Data shown:
- - -

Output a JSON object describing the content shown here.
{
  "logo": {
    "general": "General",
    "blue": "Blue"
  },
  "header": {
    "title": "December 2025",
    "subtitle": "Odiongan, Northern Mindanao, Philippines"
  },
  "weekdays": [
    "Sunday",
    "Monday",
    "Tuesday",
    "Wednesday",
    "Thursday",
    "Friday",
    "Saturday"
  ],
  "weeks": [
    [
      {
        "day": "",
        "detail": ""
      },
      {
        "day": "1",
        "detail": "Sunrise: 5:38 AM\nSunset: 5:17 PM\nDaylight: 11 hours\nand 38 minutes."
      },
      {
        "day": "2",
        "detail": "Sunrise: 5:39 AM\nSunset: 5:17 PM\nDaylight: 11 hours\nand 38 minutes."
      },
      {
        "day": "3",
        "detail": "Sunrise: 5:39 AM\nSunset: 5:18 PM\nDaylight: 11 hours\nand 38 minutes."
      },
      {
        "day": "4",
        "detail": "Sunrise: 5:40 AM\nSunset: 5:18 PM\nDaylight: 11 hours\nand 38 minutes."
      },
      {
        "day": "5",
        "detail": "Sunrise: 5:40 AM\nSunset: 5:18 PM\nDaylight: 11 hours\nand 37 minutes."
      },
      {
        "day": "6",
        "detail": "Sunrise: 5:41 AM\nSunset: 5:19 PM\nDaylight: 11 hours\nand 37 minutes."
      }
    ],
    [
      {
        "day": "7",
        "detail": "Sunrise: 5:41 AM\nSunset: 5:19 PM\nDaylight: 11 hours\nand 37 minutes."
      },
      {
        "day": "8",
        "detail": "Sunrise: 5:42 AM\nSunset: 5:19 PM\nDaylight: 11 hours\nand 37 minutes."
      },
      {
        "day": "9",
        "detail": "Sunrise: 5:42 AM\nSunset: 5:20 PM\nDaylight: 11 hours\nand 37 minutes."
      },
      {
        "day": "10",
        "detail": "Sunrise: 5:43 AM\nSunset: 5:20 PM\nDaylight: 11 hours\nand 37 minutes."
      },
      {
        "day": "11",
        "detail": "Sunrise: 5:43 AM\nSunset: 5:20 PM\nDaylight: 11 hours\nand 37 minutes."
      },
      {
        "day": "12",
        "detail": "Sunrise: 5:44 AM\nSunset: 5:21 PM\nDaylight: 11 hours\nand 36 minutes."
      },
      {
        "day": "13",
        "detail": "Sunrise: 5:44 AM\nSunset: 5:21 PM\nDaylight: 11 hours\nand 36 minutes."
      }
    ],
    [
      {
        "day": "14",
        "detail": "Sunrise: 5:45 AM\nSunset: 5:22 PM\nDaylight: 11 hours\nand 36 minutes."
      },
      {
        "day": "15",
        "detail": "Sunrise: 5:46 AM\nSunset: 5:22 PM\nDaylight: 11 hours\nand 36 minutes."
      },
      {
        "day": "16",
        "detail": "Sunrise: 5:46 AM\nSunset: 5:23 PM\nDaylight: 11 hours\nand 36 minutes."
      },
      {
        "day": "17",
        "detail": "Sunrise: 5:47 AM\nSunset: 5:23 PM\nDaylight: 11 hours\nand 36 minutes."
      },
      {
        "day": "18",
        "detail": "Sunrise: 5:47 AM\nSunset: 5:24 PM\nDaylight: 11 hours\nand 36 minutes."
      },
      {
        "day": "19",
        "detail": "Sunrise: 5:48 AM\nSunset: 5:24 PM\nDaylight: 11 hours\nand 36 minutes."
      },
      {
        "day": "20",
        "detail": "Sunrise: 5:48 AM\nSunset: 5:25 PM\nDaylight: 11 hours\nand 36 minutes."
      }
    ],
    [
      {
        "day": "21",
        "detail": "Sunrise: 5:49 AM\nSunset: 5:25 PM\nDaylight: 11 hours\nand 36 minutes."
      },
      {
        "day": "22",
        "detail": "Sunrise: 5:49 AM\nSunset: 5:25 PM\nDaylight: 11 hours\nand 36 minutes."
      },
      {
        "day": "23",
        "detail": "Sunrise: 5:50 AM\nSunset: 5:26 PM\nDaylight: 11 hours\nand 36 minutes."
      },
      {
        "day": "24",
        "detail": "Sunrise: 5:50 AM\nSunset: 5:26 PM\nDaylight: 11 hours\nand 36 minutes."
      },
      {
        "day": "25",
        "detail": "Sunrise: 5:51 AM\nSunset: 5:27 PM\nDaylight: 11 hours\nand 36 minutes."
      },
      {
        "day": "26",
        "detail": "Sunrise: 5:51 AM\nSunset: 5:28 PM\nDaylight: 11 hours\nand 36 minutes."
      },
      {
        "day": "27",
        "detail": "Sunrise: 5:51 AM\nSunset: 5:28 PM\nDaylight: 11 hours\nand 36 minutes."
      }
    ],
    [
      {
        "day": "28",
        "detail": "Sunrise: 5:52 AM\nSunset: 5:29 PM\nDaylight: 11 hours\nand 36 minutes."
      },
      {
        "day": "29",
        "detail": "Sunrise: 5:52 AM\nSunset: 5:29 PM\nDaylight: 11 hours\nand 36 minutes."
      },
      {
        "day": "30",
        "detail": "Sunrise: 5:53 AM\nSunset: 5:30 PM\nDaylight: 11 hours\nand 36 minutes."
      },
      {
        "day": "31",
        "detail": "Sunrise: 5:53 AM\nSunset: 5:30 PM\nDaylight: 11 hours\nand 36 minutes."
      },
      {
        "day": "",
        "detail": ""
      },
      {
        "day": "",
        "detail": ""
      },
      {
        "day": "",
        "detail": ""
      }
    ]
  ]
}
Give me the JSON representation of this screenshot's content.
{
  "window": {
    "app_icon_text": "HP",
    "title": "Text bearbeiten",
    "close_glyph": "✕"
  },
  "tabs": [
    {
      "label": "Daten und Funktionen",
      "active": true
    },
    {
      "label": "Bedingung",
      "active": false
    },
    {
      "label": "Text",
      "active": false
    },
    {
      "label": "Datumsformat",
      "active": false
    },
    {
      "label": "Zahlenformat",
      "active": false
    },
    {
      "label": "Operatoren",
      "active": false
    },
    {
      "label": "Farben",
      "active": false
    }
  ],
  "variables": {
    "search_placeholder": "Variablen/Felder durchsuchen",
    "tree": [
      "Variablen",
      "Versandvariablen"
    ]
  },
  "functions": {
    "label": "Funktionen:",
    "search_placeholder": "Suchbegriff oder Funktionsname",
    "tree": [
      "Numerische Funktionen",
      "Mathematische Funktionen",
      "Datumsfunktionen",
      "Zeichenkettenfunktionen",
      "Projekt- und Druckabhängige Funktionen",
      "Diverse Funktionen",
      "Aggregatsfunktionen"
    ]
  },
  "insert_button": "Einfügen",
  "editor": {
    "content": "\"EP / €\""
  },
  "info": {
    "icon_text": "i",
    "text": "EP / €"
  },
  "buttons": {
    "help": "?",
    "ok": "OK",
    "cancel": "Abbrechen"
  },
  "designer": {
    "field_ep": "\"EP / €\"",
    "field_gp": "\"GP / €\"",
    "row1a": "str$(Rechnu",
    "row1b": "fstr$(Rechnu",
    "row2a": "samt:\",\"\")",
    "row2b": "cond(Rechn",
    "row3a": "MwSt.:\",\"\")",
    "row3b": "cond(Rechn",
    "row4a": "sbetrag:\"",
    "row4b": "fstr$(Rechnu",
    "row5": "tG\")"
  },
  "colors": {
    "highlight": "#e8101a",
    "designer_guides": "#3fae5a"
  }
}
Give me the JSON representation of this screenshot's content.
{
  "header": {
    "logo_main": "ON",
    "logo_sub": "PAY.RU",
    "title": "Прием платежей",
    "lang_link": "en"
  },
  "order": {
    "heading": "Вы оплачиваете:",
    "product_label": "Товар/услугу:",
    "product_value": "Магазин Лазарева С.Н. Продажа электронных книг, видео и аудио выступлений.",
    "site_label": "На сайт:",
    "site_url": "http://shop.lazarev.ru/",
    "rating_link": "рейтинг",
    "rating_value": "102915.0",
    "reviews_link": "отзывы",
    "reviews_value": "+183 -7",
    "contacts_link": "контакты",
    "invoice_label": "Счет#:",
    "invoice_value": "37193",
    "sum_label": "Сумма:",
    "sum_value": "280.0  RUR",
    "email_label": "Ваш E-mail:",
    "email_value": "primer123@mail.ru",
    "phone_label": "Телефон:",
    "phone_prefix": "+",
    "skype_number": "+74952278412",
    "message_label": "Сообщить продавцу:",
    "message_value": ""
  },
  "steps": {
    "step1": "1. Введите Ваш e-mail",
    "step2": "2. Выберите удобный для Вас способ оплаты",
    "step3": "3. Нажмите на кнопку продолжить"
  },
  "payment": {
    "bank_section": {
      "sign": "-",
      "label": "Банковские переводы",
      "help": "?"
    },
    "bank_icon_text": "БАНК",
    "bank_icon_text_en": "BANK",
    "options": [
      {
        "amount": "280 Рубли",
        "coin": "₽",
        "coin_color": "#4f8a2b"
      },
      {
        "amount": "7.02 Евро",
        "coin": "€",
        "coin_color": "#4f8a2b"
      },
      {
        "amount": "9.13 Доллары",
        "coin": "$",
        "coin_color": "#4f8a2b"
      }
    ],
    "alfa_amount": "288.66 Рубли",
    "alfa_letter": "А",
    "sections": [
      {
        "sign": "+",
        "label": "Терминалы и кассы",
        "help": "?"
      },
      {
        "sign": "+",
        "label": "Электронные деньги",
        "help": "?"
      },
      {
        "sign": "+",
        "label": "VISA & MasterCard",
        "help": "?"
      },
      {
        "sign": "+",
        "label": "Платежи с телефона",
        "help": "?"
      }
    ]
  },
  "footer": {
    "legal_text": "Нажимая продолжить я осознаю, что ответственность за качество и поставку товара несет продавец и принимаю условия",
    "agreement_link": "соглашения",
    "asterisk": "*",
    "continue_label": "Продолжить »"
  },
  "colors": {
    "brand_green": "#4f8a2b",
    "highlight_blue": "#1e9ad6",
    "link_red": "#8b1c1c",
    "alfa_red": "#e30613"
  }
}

- - -

Instruction: In the records above, collect each line with "fstr".

Result for this task:
    "row1b": "fstr$(Rechnu",
    "row4b": "fstr$(Rechnu",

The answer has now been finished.